• WRITTEN EXERCISE: Go through the listing below and list every line with "name".

• SUPPLIED RECORDS:
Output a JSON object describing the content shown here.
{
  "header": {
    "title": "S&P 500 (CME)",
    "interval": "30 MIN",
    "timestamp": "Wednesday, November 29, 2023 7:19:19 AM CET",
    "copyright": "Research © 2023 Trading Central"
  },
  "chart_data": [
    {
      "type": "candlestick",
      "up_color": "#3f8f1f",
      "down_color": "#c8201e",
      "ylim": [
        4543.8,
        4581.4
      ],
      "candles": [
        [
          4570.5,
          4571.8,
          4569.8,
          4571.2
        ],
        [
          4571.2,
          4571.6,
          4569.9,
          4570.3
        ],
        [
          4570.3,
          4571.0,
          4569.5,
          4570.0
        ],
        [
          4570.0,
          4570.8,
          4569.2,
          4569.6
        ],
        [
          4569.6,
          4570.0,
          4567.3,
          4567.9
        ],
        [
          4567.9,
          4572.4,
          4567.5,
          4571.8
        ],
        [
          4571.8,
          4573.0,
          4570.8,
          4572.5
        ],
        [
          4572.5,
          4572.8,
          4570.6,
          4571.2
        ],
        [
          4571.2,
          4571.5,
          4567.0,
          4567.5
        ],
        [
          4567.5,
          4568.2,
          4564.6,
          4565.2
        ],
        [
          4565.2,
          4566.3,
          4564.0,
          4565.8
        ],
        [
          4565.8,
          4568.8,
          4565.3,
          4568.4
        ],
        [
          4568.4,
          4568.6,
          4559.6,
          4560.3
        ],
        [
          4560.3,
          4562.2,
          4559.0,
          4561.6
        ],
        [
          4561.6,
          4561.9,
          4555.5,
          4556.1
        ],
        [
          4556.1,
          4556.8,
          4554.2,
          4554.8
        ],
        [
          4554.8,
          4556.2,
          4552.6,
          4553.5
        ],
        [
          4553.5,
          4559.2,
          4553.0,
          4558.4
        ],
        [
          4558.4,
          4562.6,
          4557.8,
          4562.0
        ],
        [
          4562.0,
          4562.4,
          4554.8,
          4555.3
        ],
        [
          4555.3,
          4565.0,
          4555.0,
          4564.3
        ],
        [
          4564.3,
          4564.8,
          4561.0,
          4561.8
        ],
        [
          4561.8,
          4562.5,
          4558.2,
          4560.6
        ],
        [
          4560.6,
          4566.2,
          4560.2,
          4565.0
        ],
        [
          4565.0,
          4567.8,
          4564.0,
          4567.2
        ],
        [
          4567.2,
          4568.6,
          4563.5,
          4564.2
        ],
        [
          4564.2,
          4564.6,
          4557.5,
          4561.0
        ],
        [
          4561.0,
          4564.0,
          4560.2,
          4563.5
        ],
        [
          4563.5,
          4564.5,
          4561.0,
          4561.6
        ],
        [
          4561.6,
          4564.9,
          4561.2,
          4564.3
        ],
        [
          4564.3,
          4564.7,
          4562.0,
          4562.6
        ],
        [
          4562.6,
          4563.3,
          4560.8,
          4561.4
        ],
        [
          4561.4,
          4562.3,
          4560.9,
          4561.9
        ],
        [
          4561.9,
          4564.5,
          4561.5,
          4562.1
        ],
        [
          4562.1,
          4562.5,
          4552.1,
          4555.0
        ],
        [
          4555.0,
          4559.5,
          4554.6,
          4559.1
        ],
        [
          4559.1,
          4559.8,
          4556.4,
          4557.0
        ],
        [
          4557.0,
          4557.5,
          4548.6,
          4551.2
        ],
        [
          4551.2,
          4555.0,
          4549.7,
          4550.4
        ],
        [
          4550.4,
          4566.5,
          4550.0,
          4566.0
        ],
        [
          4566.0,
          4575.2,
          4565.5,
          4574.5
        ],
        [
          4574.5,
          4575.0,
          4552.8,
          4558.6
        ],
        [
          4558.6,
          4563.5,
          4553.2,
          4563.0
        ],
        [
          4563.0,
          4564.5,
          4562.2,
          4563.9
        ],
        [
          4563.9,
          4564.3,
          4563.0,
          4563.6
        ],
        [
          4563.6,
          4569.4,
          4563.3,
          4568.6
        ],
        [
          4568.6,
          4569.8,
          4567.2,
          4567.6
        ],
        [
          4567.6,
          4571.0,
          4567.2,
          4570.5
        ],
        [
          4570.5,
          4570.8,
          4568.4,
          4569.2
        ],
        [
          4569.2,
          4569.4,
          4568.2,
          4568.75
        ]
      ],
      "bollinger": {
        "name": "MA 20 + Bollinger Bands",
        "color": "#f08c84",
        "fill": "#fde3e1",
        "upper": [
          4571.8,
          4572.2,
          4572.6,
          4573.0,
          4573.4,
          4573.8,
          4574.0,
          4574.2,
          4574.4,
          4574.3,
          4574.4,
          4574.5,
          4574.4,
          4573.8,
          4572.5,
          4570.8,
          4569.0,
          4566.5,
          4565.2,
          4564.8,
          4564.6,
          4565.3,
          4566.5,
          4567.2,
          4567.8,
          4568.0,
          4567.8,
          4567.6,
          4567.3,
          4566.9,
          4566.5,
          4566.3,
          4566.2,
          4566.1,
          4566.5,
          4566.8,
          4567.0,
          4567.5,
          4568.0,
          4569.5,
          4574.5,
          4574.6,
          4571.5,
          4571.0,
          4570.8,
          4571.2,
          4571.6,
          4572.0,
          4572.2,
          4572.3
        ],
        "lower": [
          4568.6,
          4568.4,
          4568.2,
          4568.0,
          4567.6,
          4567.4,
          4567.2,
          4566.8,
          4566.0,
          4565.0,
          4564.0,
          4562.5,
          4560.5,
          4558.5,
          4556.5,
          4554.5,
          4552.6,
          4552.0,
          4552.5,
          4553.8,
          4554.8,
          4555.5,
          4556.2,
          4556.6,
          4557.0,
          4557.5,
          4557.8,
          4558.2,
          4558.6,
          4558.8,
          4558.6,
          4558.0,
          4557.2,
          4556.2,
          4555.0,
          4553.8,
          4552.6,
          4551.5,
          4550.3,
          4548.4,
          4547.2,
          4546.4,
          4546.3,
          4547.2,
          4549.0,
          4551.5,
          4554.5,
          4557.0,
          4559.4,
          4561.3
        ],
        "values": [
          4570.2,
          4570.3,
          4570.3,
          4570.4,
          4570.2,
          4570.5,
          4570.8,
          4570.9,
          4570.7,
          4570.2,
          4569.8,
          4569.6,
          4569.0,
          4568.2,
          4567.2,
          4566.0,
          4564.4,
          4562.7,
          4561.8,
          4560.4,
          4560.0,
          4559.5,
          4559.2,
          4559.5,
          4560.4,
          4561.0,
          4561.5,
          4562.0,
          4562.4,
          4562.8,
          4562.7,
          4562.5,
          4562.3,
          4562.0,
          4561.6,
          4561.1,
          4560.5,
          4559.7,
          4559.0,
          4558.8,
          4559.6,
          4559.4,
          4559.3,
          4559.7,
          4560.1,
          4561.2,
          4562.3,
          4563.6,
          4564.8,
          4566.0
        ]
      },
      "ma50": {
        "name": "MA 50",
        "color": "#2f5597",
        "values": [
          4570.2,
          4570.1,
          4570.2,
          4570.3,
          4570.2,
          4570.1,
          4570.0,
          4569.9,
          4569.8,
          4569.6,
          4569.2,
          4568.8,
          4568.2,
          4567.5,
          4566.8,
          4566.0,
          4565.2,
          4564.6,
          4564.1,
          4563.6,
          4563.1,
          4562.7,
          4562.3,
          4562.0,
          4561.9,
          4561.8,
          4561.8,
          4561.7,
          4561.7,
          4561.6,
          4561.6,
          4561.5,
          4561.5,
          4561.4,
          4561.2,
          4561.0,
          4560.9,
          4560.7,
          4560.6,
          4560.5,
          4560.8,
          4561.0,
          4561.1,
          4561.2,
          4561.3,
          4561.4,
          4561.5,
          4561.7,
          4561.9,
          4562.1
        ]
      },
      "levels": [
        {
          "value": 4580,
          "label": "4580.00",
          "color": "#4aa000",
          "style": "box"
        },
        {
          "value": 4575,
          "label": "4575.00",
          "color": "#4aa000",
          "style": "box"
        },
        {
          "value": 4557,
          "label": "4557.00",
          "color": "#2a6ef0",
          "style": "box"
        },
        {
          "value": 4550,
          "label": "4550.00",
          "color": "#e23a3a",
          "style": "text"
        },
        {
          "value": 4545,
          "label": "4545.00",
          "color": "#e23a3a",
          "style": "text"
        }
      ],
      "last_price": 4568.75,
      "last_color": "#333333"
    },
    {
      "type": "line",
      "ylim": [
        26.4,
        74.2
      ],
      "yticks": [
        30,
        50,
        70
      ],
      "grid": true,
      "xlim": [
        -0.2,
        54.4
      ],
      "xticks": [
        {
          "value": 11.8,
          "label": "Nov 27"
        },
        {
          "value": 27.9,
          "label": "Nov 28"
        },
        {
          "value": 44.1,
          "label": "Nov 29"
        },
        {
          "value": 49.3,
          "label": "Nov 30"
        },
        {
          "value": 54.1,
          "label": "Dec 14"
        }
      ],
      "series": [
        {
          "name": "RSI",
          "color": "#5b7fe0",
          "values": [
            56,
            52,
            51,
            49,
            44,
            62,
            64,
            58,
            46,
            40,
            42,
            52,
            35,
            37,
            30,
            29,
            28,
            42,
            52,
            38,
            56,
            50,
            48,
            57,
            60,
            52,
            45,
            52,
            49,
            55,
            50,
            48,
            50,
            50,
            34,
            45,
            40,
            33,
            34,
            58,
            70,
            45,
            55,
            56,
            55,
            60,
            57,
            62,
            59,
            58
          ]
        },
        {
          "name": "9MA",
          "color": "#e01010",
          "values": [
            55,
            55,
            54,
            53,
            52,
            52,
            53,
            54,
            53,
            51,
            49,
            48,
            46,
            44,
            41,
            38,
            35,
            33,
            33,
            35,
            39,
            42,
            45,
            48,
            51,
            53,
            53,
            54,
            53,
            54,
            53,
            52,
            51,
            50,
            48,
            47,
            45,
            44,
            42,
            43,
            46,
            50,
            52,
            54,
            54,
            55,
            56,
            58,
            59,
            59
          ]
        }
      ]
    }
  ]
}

• SOLUTION:
        "name": "MA 20 + Bollinger Bands",
        "name": "MA 50",
          "name": "RSI",
          "name": "9MA",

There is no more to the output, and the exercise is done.